** RECORDS PROVIDED follows **

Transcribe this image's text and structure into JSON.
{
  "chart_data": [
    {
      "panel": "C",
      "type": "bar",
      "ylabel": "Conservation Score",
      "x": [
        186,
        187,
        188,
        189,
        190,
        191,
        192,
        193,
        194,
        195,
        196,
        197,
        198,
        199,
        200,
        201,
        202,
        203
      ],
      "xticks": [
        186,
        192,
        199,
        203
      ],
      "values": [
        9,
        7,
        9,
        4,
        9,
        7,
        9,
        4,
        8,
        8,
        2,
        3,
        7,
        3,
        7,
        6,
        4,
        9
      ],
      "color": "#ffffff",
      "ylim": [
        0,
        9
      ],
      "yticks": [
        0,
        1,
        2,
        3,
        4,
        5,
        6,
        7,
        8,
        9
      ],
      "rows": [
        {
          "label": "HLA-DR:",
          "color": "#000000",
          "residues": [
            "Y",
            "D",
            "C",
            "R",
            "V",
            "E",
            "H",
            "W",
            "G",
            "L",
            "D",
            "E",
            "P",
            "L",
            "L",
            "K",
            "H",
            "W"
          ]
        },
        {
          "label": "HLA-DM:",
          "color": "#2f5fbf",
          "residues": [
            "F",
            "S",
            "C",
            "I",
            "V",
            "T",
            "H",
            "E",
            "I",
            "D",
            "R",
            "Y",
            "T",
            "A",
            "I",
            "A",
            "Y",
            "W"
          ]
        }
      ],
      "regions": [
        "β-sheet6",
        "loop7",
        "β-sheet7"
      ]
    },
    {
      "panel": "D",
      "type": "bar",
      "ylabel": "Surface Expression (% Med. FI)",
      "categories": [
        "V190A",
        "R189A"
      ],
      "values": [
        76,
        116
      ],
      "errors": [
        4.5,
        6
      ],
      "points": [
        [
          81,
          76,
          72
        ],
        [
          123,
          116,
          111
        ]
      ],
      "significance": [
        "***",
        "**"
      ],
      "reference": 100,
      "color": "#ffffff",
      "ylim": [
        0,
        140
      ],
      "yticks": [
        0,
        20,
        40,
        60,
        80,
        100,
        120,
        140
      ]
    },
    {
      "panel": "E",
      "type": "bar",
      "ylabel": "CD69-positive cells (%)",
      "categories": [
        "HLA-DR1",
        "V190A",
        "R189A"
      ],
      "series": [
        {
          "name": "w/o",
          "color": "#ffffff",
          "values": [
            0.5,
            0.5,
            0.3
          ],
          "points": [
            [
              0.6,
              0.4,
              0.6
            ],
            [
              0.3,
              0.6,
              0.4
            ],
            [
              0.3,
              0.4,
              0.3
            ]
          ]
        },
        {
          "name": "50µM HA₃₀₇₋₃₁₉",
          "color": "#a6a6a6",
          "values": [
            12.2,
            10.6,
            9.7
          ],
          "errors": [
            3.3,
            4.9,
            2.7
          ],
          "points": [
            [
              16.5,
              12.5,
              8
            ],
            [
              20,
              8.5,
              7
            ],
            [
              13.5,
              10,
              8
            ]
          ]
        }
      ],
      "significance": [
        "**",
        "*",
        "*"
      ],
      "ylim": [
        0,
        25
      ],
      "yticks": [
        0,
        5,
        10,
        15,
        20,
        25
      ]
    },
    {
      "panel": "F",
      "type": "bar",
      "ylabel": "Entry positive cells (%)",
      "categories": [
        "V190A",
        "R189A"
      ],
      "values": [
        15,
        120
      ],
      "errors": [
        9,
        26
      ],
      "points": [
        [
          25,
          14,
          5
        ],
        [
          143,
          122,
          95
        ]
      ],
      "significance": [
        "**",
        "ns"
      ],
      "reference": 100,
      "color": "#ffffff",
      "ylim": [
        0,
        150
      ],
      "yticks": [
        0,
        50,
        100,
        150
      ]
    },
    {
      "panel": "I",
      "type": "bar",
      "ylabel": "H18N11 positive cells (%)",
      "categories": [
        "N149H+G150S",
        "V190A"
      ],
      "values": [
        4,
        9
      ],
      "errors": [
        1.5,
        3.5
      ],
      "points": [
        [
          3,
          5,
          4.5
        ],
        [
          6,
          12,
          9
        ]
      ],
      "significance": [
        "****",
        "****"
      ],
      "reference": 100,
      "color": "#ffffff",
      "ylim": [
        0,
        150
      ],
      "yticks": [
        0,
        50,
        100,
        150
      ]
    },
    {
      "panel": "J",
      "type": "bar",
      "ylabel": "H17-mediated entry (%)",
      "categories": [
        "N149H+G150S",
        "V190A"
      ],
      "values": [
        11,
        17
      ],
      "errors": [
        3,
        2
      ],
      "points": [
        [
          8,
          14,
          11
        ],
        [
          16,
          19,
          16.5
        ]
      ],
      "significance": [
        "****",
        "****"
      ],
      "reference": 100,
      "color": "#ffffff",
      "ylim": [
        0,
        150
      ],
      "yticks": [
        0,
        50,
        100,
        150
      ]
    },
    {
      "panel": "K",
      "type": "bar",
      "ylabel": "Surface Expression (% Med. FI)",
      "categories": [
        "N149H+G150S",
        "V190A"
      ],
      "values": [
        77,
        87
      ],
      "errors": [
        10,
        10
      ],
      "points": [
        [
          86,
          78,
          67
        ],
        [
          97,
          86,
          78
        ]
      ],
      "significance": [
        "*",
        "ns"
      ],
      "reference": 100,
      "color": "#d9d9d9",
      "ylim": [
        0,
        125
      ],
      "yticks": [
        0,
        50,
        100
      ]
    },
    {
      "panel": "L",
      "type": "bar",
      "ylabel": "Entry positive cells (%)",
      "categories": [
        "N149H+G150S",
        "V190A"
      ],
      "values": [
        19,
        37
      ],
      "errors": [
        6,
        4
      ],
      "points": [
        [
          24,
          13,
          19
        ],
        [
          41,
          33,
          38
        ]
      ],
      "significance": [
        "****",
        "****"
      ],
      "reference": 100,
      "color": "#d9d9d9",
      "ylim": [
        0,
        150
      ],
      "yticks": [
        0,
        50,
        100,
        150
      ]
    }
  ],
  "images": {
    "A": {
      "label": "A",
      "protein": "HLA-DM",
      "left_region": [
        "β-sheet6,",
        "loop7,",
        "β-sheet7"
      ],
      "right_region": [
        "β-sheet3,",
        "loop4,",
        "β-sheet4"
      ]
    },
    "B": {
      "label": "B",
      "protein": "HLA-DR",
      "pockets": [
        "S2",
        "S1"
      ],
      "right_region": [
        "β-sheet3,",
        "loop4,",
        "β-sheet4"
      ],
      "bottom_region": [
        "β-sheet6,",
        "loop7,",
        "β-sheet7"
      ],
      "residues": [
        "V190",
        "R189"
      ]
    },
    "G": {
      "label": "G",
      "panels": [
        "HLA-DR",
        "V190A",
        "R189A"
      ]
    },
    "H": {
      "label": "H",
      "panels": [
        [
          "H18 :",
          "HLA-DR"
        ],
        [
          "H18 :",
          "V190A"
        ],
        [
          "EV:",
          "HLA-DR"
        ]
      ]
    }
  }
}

** End of RECORDS PROVIDED **
** RECORDS PROVIDED follows **

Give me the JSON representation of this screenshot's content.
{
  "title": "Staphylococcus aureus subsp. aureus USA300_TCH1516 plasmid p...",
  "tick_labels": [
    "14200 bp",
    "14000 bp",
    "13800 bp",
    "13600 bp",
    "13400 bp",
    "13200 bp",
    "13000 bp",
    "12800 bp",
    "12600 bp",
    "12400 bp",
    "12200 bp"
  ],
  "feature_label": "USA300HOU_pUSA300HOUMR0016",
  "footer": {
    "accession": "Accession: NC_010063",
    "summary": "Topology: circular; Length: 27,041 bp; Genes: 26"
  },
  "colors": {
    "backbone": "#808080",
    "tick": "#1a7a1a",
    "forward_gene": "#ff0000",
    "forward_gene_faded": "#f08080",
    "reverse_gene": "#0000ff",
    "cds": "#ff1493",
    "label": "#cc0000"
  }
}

** End of RECORDS PROVIDED **

## HOW TO COMPLETE THIS TASK
Copy the lines that hold the word "JSON". Take them from the records above.

## PROBLEM SOLUTION
Transcribe this image's text and structure into JSON.
Give me the JSON representation of this screenshot's content.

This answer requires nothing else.